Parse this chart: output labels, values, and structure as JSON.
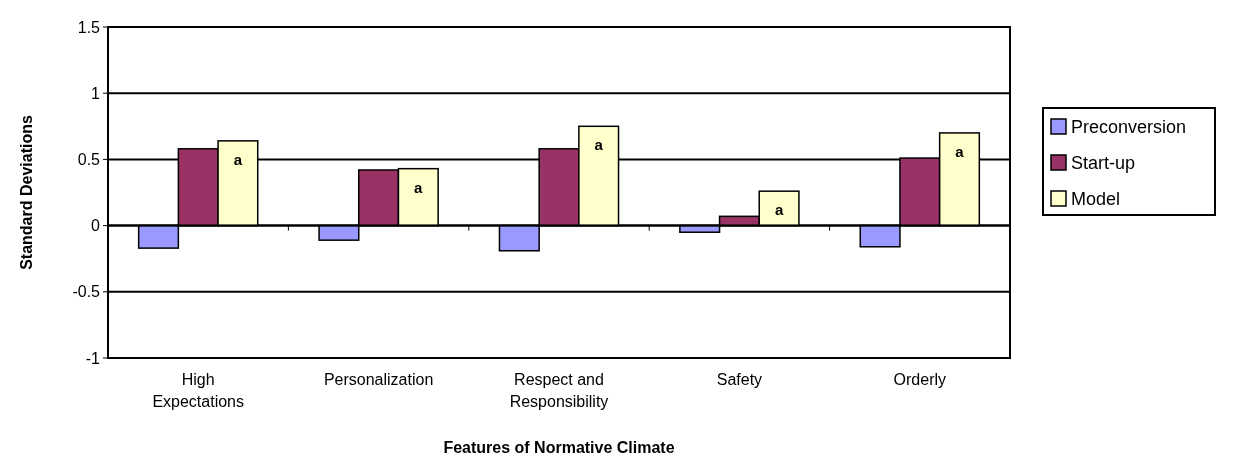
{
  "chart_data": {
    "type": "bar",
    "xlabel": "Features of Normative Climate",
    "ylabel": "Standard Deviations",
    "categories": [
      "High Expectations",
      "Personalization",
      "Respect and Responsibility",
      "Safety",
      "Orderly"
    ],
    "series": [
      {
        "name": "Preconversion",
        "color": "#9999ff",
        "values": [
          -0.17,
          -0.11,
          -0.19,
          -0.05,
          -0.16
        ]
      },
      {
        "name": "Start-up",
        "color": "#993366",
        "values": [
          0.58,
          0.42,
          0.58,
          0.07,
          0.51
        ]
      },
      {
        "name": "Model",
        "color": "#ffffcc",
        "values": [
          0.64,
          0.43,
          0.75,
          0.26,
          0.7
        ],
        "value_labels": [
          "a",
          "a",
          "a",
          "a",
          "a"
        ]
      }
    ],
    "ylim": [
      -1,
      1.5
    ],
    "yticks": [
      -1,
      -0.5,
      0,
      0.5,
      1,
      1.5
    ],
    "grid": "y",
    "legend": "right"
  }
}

---

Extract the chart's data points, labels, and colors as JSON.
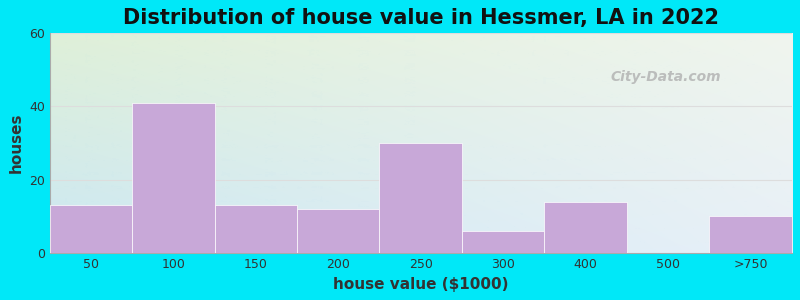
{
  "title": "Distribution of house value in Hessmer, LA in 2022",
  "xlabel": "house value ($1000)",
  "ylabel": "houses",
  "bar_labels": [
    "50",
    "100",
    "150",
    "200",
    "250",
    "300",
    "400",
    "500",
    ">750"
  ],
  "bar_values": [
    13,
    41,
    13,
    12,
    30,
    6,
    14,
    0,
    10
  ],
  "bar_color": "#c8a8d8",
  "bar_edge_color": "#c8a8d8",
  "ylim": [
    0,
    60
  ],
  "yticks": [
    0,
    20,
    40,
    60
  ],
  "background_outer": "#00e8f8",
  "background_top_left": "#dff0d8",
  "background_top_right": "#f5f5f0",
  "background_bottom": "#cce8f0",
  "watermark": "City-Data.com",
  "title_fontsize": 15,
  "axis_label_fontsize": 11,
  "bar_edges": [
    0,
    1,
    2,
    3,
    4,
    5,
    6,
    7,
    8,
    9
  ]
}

---

_TASK TO CARRY OUT_
Filter the entries down to the lines containing "name". Copy each of those lines.

_OUTPUT BELOW_
        "name": "Preconversion",
        "name": "Start-up",
        "name": "Model",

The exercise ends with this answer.